GIVEN EXERCISE » Find every line in the records below that holds the word "深圳市青少年足球训练基地", and copy it out.

○ ○ ○ ○ ○

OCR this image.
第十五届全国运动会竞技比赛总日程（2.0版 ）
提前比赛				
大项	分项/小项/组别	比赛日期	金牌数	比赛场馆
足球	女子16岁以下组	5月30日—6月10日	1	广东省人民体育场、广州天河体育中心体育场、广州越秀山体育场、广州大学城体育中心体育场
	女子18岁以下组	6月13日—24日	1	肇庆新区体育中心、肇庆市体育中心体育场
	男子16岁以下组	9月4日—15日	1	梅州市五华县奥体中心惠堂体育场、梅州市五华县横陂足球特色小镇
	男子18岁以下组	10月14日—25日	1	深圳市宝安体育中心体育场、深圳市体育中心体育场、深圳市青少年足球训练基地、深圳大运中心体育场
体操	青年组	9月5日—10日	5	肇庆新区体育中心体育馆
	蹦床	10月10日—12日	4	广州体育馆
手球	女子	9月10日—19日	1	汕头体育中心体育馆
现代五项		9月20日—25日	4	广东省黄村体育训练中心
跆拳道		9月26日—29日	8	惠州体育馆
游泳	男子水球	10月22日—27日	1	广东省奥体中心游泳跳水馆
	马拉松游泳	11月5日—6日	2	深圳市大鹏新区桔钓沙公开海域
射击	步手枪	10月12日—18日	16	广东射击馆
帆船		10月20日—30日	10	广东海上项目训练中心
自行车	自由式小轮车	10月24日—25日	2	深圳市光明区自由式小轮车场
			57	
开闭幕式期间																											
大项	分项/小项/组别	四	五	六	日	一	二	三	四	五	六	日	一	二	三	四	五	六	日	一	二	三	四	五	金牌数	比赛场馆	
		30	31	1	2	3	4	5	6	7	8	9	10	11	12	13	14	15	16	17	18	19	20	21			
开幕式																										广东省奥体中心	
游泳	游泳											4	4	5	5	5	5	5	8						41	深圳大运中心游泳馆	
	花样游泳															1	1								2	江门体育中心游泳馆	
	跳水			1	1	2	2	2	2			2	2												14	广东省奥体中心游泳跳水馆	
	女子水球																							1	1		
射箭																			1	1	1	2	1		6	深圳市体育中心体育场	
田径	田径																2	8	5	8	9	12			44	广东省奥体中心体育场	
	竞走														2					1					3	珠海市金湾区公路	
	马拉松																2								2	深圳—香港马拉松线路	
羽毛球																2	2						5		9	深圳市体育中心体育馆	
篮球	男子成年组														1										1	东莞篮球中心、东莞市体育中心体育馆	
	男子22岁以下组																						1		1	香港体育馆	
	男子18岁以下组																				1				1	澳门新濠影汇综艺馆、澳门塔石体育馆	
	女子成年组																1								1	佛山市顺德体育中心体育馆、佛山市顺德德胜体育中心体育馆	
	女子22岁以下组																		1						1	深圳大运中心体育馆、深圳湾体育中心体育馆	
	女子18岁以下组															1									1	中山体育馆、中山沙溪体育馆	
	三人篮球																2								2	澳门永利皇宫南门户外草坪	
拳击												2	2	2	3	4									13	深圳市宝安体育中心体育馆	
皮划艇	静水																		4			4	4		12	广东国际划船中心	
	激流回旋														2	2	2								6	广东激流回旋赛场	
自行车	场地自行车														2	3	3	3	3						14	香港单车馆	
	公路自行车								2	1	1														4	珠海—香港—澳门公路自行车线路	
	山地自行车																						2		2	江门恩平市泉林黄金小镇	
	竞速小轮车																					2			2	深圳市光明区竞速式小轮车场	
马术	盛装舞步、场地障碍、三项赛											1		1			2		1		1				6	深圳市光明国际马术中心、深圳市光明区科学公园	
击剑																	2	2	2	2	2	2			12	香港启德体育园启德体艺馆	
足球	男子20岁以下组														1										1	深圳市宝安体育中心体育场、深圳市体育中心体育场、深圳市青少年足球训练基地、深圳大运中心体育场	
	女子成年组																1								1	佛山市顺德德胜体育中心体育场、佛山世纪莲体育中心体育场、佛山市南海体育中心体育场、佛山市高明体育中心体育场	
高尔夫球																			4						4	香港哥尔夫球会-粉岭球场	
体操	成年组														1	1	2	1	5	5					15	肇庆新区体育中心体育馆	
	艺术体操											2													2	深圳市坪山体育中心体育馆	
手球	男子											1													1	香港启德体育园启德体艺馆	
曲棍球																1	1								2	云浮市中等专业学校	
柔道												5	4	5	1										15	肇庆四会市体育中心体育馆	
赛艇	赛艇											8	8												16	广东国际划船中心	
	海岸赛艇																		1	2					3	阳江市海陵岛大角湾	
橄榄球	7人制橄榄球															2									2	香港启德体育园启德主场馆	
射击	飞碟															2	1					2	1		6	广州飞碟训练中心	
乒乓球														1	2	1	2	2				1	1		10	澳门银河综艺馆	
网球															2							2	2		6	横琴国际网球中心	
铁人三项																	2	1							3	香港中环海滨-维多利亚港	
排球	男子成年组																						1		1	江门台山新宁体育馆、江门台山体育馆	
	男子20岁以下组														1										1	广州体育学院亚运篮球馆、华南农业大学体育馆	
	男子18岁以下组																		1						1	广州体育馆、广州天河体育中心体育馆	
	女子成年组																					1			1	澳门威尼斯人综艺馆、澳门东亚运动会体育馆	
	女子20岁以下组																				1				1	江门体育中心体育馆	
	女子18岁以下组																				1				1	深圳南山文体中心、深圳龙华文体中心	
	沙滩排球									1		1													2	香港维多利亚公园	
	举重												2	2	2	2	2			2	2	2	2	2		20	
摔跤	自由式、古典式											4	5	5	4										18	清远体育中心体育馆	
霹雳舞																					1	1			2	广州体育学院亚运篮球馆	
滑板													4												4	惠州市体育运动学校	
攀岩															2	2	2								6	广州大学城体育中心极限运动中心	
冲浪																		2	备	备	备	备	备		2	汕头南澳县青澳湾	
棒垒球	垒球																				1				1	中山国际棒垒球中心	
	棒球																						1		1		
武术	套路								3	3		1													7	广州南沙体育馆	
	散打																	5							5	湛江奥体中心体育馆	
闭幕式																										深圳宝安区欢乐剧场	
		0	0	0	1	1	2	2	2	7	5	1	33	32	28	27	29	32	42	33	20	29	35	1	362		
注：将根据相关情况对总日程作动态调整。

○ ○ ○ ○ ○

THE REPLY »
	男子18岁以下组	10月14日—25日	1	深圳市宝安体育中心体育场、深圳市体育中心体育场、深圳市青少年足球训练基地、深圳大运中心体育场
足球	男子20岁以下组														1										1	深圳市宝安体育中心体育场、深圳市体育中心体育场、深圳市青少年足球训练基地、深圳大运中心体育场	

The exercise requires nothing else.